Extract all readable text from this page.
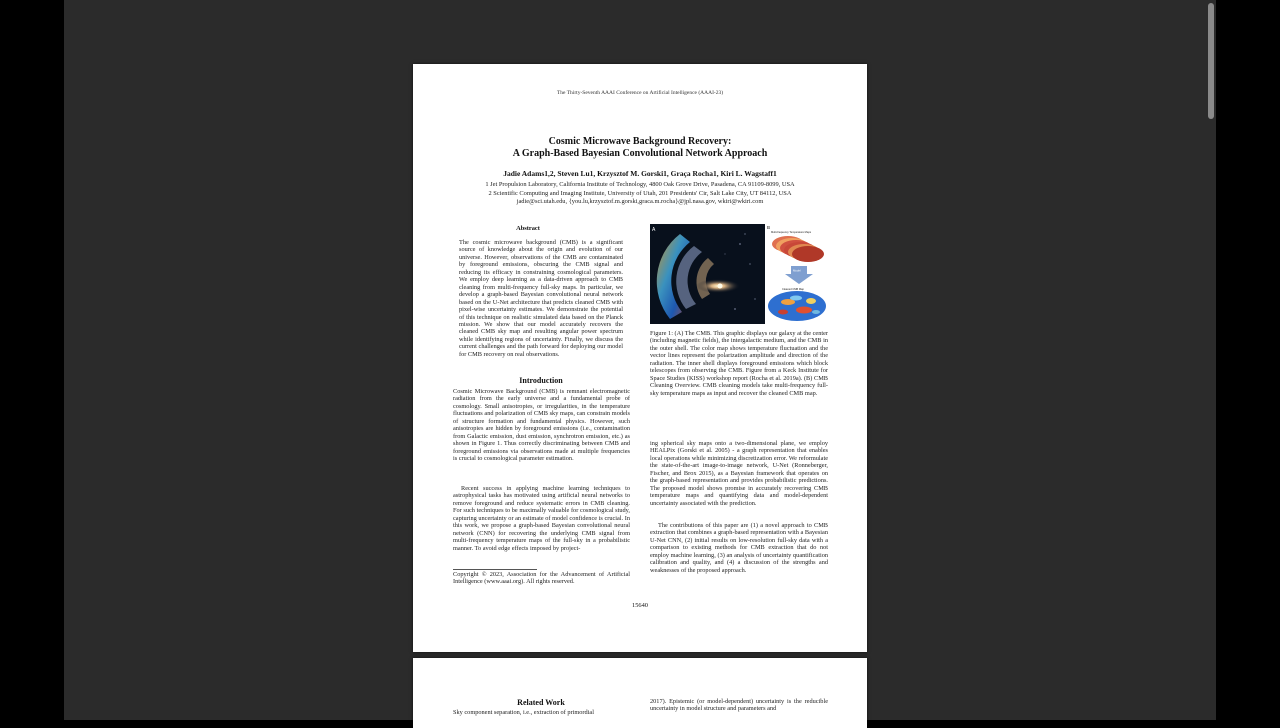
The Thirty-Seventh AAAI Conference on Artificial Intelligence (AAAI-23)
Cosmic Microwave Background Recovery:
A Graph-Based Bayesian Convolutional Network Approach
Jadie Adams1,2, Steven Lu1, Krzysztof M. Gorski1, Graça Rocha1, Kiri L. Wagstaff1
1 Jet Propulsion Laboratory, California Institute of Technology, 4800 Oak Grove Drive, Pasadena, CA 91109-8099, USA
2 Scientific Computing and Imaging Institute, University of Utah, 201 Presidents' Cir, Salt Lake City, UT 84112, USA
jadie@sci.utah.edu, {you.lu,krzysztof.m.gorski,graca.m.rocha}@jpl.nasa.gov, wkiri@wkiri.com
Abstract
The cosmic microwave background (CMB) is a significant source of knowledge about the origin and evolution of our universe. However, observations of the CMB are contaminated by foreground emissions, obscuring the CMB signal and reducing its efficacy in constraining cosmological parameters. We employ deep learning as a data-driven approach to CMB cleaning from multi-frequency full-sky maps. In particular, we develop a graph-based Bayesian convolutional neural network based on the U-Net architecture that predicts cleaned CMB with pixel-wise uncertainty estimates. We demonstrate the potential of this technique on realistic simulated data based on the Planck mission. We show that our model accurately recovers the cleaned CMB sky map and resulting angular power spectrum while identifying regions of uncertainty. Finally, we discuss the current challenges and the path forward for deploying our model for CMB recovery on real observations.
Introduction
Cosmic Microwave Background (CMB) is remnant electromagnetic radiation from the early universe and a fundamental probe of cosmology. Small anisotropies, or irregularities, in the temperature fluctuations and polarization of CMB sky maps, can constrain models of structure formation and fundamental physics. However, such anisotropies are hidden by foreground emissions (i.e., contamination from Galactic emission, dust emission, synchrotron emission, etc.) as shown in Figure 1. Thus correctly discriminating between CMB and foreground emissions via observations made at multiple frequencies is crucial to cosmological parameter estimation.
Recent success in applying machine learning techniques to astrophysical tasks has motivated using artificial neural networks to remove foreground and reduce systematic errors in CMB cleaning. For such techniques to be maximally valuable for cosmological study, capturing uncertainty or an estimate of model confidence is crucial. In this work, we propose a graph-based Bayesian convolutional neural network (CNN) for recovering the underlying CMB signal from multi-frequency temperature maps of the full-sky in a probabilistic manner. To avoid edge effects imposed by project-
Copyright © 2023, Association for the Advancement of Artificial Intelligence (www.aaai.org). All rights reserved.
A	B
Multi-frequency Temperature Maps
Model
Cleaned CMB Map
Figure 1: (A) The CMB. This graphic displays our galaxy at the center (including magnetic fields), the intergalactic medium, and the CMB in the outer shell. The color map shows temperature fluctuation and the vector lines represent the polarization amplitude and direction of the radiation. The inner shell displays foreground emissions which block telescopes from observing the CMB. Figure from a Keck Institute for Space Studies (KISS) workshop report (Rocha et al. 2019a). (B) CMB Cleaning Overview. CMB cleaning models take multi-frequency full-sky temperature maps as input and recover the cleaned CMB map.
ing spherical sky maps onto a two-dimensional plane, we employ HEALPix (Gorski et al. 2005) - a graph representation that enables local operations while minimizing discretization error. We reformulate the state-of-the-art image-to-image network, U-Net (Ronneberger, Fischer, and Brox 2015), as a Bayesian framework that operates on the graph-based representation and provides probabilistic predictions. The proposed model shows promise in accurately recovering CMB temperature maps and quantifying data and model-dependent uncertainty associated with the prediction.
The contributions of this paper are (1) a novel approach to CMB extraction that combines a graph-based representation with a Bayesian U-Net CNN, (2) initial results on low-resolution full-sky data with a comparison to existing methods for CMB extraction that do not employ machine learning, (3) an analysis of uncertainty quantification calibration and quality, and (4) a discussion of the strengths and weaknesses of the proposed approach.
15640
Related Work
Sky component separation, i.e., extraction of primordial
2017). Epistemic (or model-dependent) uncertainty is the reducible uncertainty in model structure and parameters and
··········
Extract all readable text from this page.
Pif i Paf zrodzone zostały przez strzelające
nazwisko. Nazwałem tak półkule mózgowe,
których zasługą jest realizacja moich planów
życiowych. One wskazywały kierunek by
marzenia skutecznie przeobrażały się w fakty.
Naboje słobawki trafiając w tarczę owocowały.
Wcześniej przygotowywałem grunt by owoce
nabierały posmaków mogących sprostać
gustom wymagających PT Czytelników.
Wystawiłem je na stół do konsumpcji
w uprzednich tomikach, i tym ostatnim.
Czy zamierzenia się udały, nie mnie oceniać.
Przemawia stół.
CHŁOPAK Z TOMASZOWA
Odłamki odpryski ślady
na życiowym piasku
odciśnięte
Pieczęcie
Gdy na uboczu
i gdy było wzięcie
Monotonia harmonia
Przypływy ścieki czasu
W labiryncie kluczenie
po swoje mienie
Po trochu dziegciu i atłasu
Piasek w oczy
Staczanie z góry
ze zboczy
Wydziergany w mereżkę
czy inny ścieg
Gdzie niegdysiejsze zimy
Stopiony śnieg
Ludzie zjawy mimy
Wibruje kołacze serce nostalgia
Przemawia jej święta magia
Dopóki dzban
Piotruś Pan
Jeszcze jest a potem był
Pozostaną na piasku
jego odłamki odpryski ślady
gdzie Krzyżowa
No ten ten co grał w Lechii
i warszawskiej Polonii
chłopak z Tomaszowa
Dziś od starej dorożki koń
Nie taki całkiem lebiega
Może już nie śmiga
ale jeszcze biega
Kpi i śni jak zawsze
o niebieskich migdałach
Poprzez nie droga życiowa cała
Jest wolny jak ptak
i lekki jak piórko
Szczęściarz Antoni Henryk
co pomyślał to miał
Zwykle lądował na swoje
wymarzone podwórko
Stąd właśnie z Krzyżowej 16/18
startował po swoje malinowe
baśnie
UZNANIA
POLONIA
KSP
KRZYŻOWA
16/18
··········
Instructions for the task »
In the entries above, count each line with "Przemawia"; reply with the total only.

Answer »
2